SHORT PROBLEM
Copy everything in the listing below word for word, apart from any images.

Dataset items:
* start *

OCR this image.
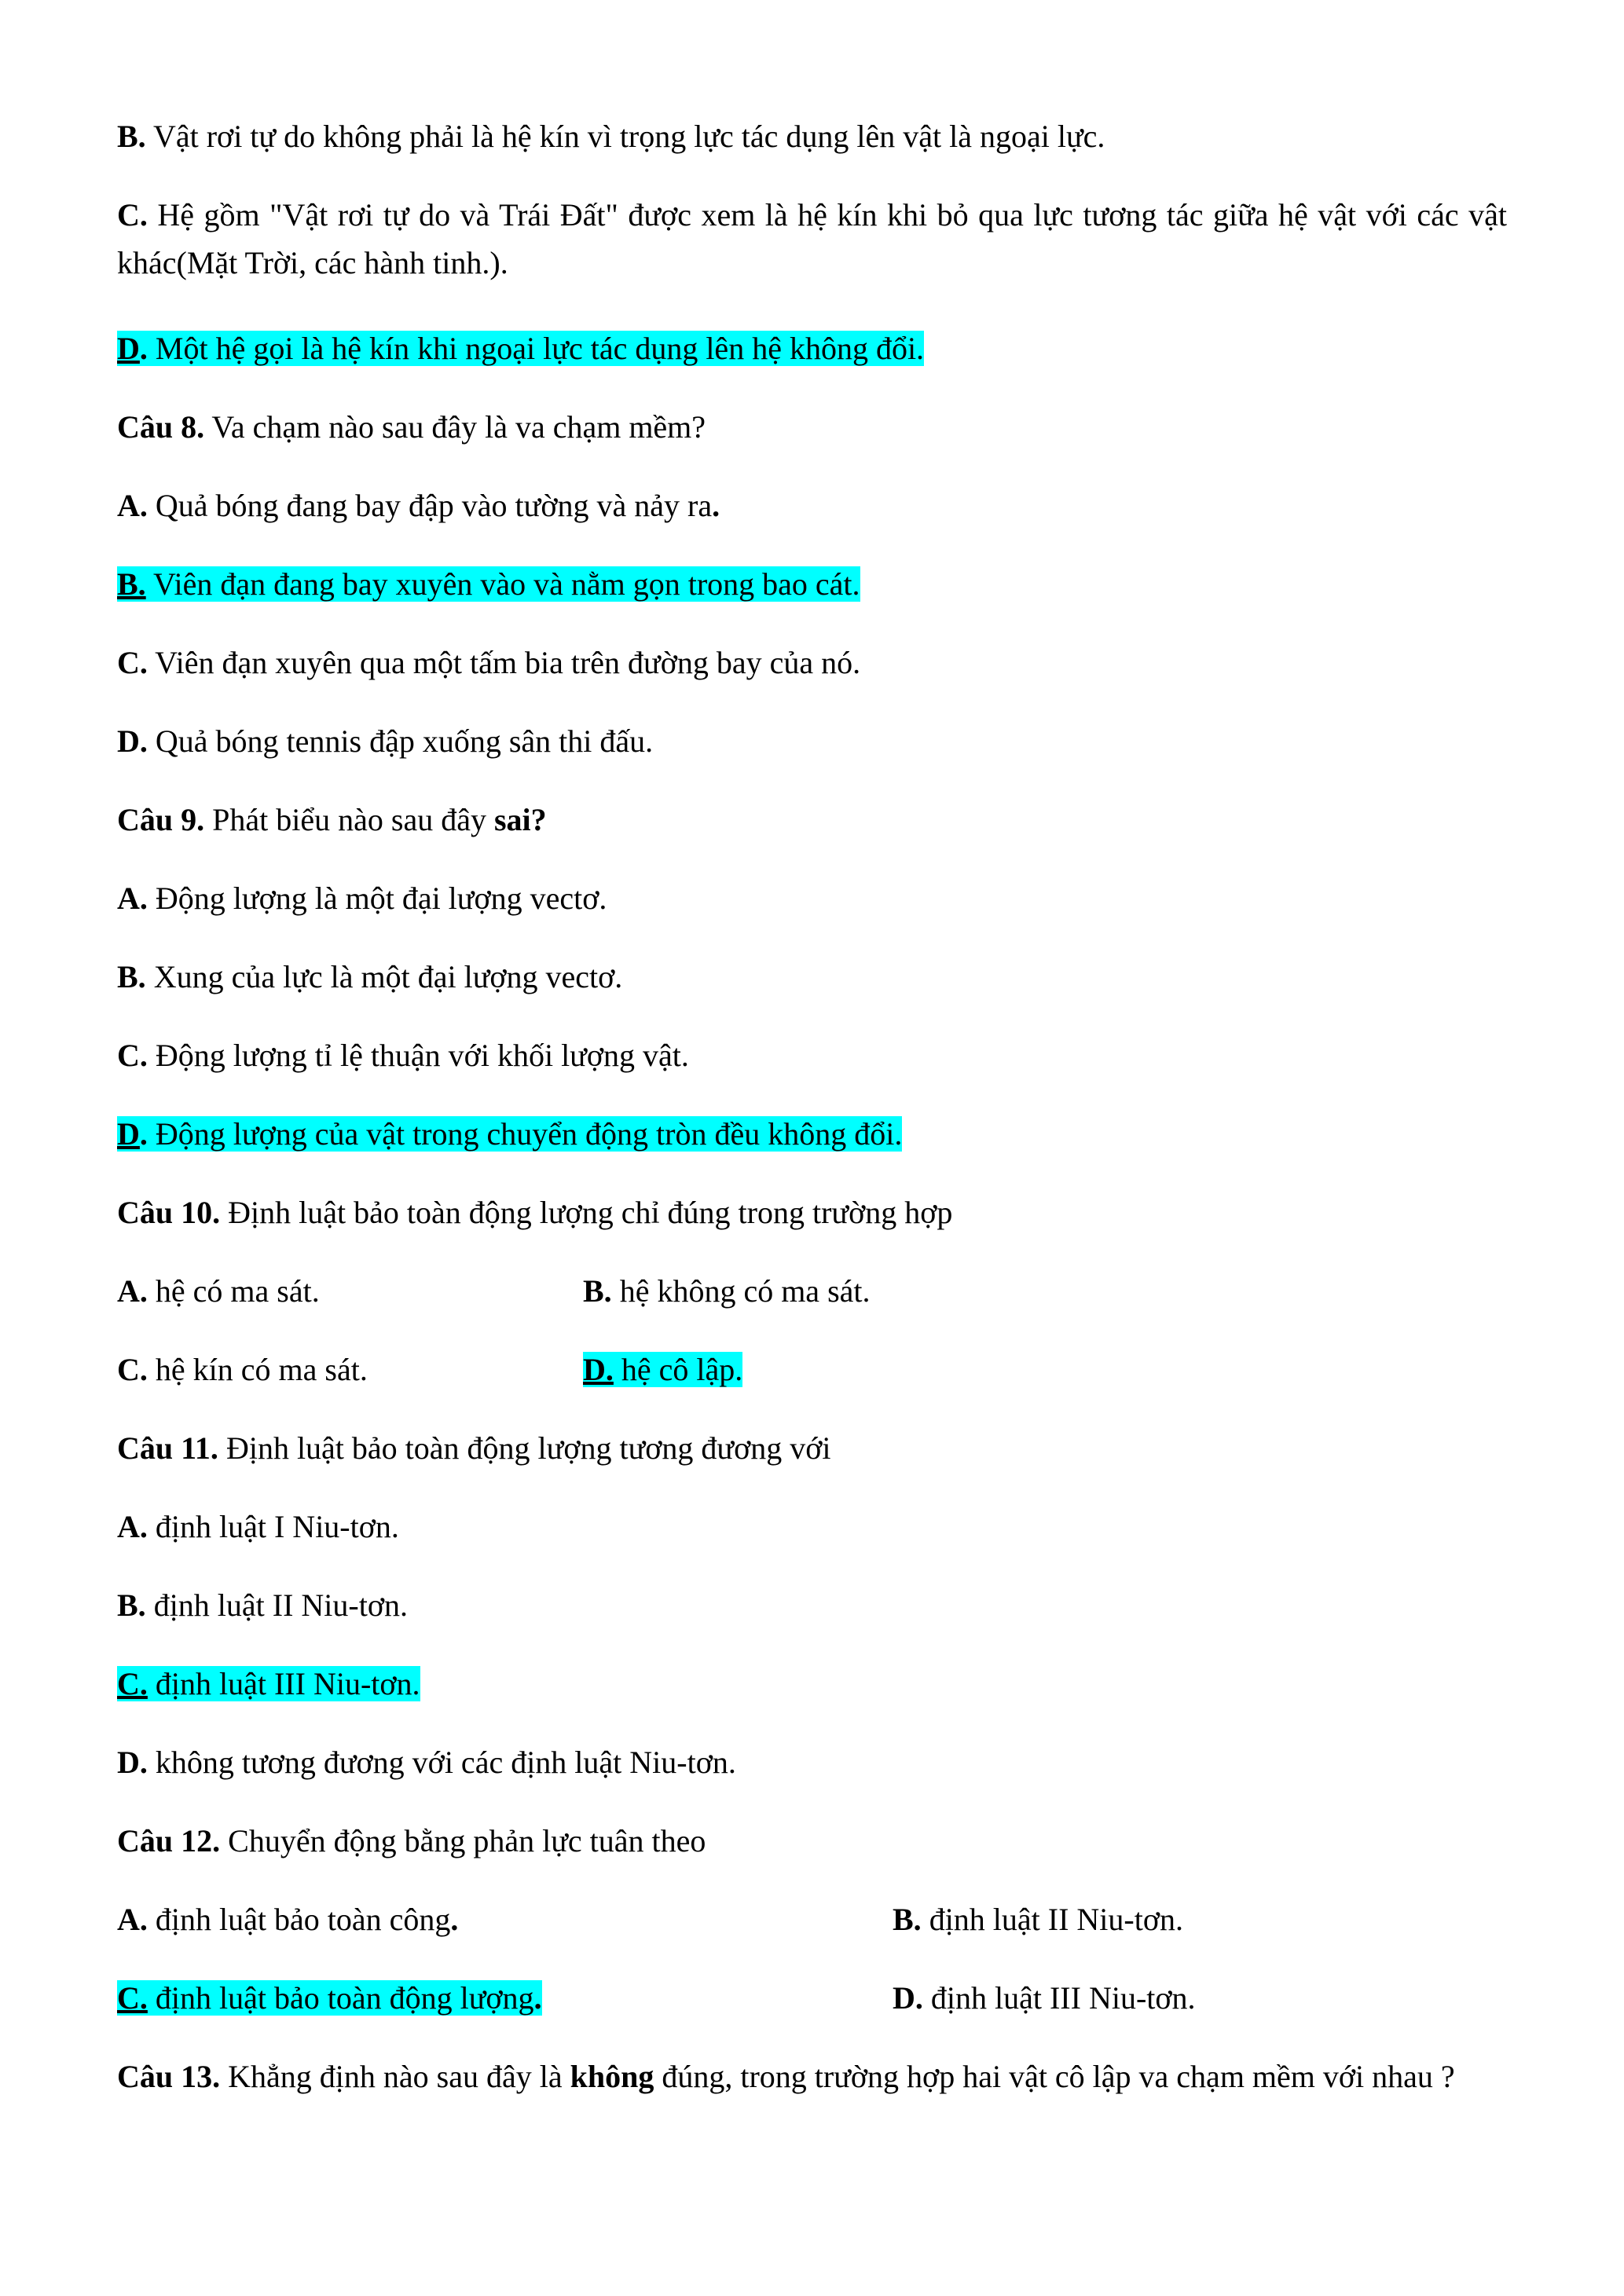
B. Vật rơi tự do không phải là hệ kín vì trọng lực tác dụng lên vật là ngoại lực.
C. Hệ gồm "Vật rơi tự do và Trái Đất" được xem là hệ kín khi bỏ qua lực tương tác giữa hệ vật với các vật khác(Mặt Trời, các hành tinh.).
D. Một hệ gọi là hệ kín khi ngoại lực tác dụng lên hệ không đổi.
Câu 8. Va chạm nào sau đây là va chạm mềm?
A. Quả bóng đang bay đập vào tường và nảy ra.
B. Viên đạn đang bay xuyên vào và nằm gọn trong bao cát.
C. Viên đạn xuyên qua một tấm bia trên đường bay của nó.
D. Quả bóng tennis đập xuống sân thi đấu.
Câu 9. Phát biểu nào sau đây sai?
A. Động lượng là một đại lượng vectơ.
B. Xung của lực là một đại lượng vectơ.
C. Động lượng tỉ lệ thuận với khối lượng vật.
D. Động lượng của vật trong chuyển động tròn đều không đổi.
Câu 10. Định luật bảo toàn động lượng chỉ đúng trong trường hợp
A. hệ có ma sát.	B. hệ không có ma sát.
C. hệ kín có ma sát.	D. hệ cô lập.
Câu 11. Định luật bảo toàn động lượng tương đương với
A. định luật I Niu-tơn.
B. định luật II Niu-tơn.
C. định luật III Niu-tơn.
D. không tương đương với các định luật Niu-tơn.
Câu 12. Chuyển động bằng phản lực tuân theo
A. định luật bảo toàn công.	B. định luật II Niu-tơn.
C. định luật bảo toàn động lượng.	D. định luật III Niu-tơn.
Câu 13. Khẳng định nào sau đây là không đúng, trong trường hợp hai vật cô lập va chạm mềm với nhau ?
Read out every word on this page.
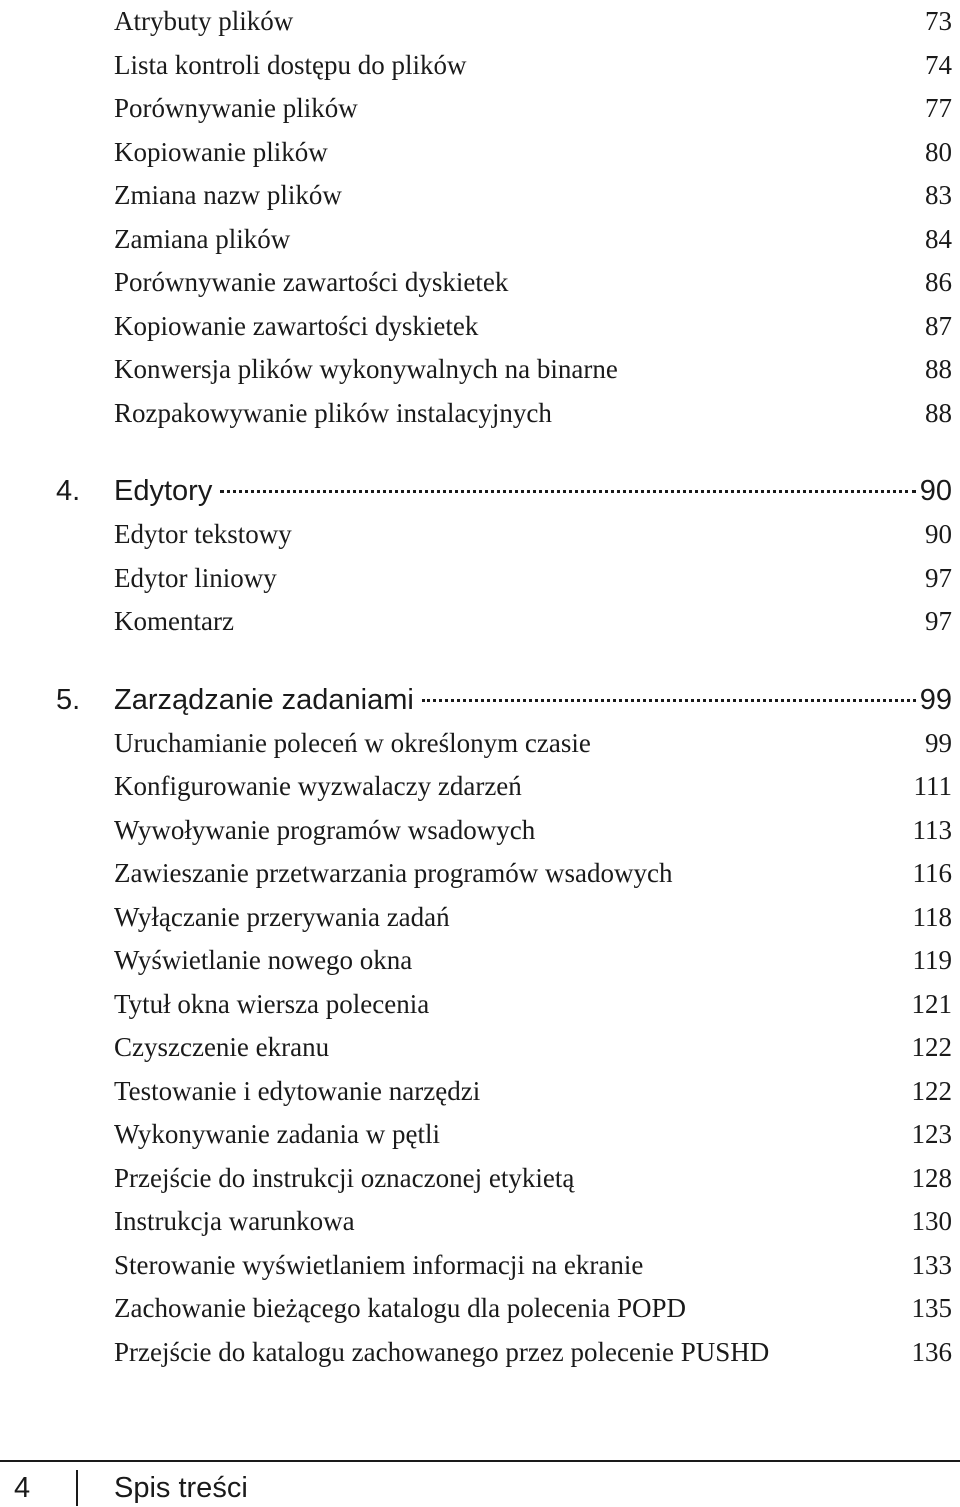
Atrybuty plików	73
Lista kontroli dostępu do plików	74
Porównywanie plików	77
Kopiowanie plików	80
Zmiana nazw plików	83
Zamiana plików	84
Porównywanie zawartości dyskietek	86
Kopiowanie zawartości dyskietek	87
Konwersja plików wykonywalnych na binarne	88
Rozpakowywanie plików instalacyjnych	88
4.	Edytory	90
Edytor tekstowy	90
Edytor liniowy	97
Komentarz	97
5.	Zarządzanie zadaniami	99
Uruchamianie poleceń w określonym czasie	99
Konfigurowanie wyzwalaczy zdarzeń	111
Wywoływanie programów wsadowych	113
Zawieszanie przetwarzania programów wsadowych	116
Wyłączanie przerywania zadań	118
Wyświetlanie nowego okna	119
Tytuł okna wiersza polecenia	121
Czyszczenie ekranu	122
Testowanie i edytowanie narzędzi	122
Wykonywanie zadania w pętli	123
Przejście do instrukcji oznaczonej etykietą	128
Instrukcja warunkowa	130
Sterowanie wyświetlaniem informacji na ekranie	133
Zachowanie bieżącego katalogu dla polecenia POPD	135
Przejście do katalogu zachowanego przez polecenie PUSHD	136
4	Spis treści
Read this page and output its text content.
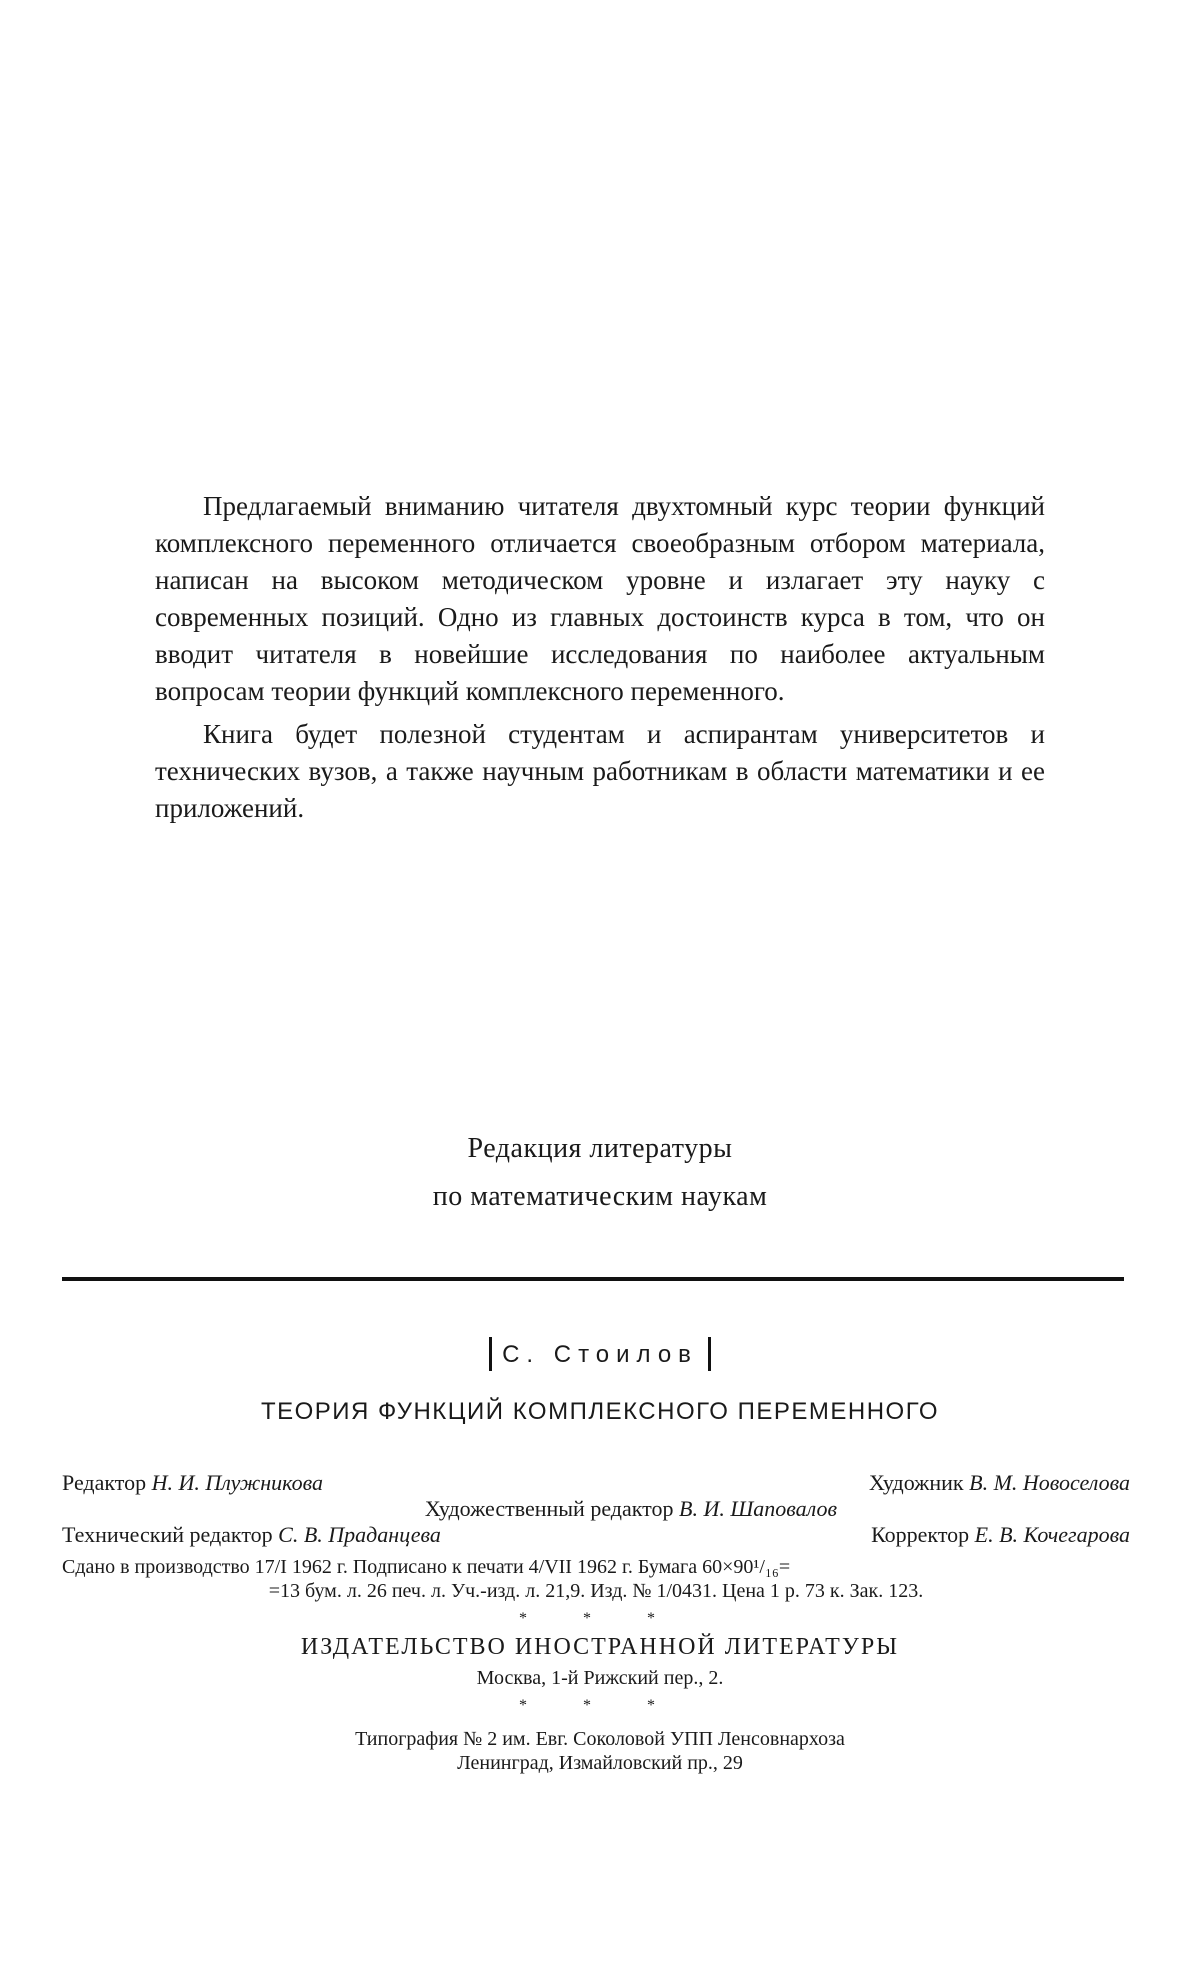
Предлагаемый вниманию читателя двухтомный курс теории функций комплексного переменного отличается своеобразным отбором материала, написан на высоком методическом уровне и излагает эту науку с современных позиций. Одно из главных достоинств курса в том, что он вводит читателя в новейшие исследования по наиболее актуальным вопросам теории функций комплексного переменного.

Книга будет полезной студентам и аспирантам университетов и технических вузов, а также научным работникам в области математики и ее приложений.

Редакция литературы
по математическим наукам
С. Стоилов
ТЕОРИЯ ФУНКЦИЙ КОМПЛЕКСНОГО ПЕРЕМЕННОГО
Редактор Н. И. Плужникова	Художник В. М. Новоселова
Художественный редактор В. И. Шаповалов
Технический редактор С. В. Праданцева	Корректор Е. В. Кочегарова
Сдано в производство 17/I 1962 г. Подписано к печати 4/VII 1962 г. Бумага 60×90¹/₁₆=
=13 бум. л. 26 печ. л. Уч.-изд. л. 21,9. Изд. № 1/0431. Цена 1 р. 73 к. Зак. 123.
* * *
ИЗДАТЕЛЬСТВО ИНОСТРАННОЙ ЛИТЕРАТУРЫ
Москва, 1-й Рижский пер., 2.
* * *
Типография № 2 им. Евг. Соколовой УПП Ленсовнархоза
Ленинград, Измайловский пр., 29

* end *

ANSWER TO THIS EXERCISE
OCR this image.
B. Vật rơi tự do không phải là hệ kín vì trọng lực tác dụng lên vật là ngoại lực.
C. Hệ gồm "Vật rơi tự do và Trái Đất" được xem là hệ kín khi bỏ qua lực tương tác giữa hệ vật với các vật khác(Mặt Trời, các hành tinh.).
D. Một hệ gọi là hệ kín khi ngoại lực tác dụng lên hệ không đổi.
Câu 8. Va chạm nào sau đây là va chạm mềm?
A. Quả bóng đang bay đập vào tường và nảy ra.
B. Viên đạn đang bay xuyên vào và nằm gọn trong bao cát.
C. Viên đạn xuyên qua một tấm bia trên đường bay của nó.
D. Quả bóng tennis đập xuống sân thi đấu.
Câu 9. Phát biểu nào sau đây sai?
A. Động lượng là một đại lượng vectơ.
B. Xung của lực là một đại lượng vectơ.
C. Động lượng tỉ lệ thuận với khối lượng vật.
D. Động lượng của vật trong chuyển động tròn đều không đổi.
Câu 10. Định luật bảo toàn động lượng chỉ đúng trong trường hợp
A. hệ có ma sát.	B. hệ không có ma sát.
C. hệ kín có ma sát.	D. hệ cô lập.
Câu 11. Định luật bảo toàn động lượng tương đương với
A. định luật I Niu-tơn.
B. định luật II Niu-tơn.
C. định luật III Niu-tơn.
D. không tương đương với các định luật Niu-tơn.
Câu 12. Chuyển động bằng phản lực tuân theo
A. định luật bảo toàn công.	B. định luật II Niu-tơn.
C. định luật bảo toàn động lượng.	D. định luật III Niu-tơn.
Câu 13. Khẳng định nào sau đây là không đúng, trong trường hợp hai vật cô lập va chạm mềm với nhau ?
Read out every word on this page.
Atrybuty plików	73
Lista kontroli dostępu do plików	74
Porównywanie plików	77
Kopiowanie plików	80
Zmiana nazw plików	83
Zamiana plików	84
Porównywanie zawartości dyskietek	86
Kopiowanie zawartości dyskietek	87
Konwersja plików wykonywalnych na binarne	88
Rozpakowywanie plików instalacyjnych	88
4.	Edytory	90
Edytor tekstowy	90
Edytor liniowy	97
Komentarz	97
5.	Zarządzanie zadaniami	99
Uruchamianie poleceń w określonym czasie	99
Konfigurowanie wyzwalaczy zdarzeń	111
Wywoływanie programów wsadowych	113
Zawieszanie przetwarzania programów wsadowych	116
Wyłączanie przerywania zadań	118
Wyświetlanie nowego okna	119
Tytuł okna wiersza polecenia	121
Czyszczenie ekranu	122
Testowanie i edytowanie narzędzi	122
Wykonywanie zadania w pętli	123
Przejście do instrukcji oznaczonej etykietą	128
Instrukcja warunkowa	130
Sterowanie wyświetlaniem informacji na ekranie	133
Zachowanie bieżącego katalogu dla polecenia POPD	135
Przejście do katalogu zachowanego przez polecenie PUSHD	136
4	Spis treści
Read this page and output its text content.
Предлагаемый вниманию читателя двухтомный курс теории функций комплексного переменного отличается своеобразным отбором материала, написан на высоком методическом уровне и излагает эту науку с современных позиций. Одно из главных достоинств курса в том, что он вводит читателя в новейшие исследования по наиболее актуальным вопросам теории функций комплексного переменного.

Книга будет полезной студентам и аспирантам университетов и технических вузов, а также научным работникам в области математики и ее приложений.

Редакция литературы
по математическим наукам
С. Стоилов
ТЕОРИЯ ФУНКЦИЙ КОМПЛЕКСНОГО ПЕРЕМЕННОГО
Редактор Н. И. Плужникова	Художник В. М. Новоселова
Художественный редактор В. И. Шаповалов
Технический редактор С. В. Праданцева	Корректор Е. В. Кочегарова
Сдано в производство 17/I 1962 г. Подписано к печати 4/VII 1962 г. Бумага 60×90¹/₁₆=
=13 бум. л. 26 печ. л. Уч.-изд. л. 21,9. Изд. № 1/0431. Цена 1 р. 73 к. Зак. 123.
* * *
ИЗДАТЕЛЬСТВО ИНОСТРАННОЙ ЛИТЕРАТУРЫ
Москва, 1-й Рижский пер., 2.
* * *
Типография № 2 им. Евг. Соколовой УПП Ленсовнархоза
Ленинград, Измайловский пр., 29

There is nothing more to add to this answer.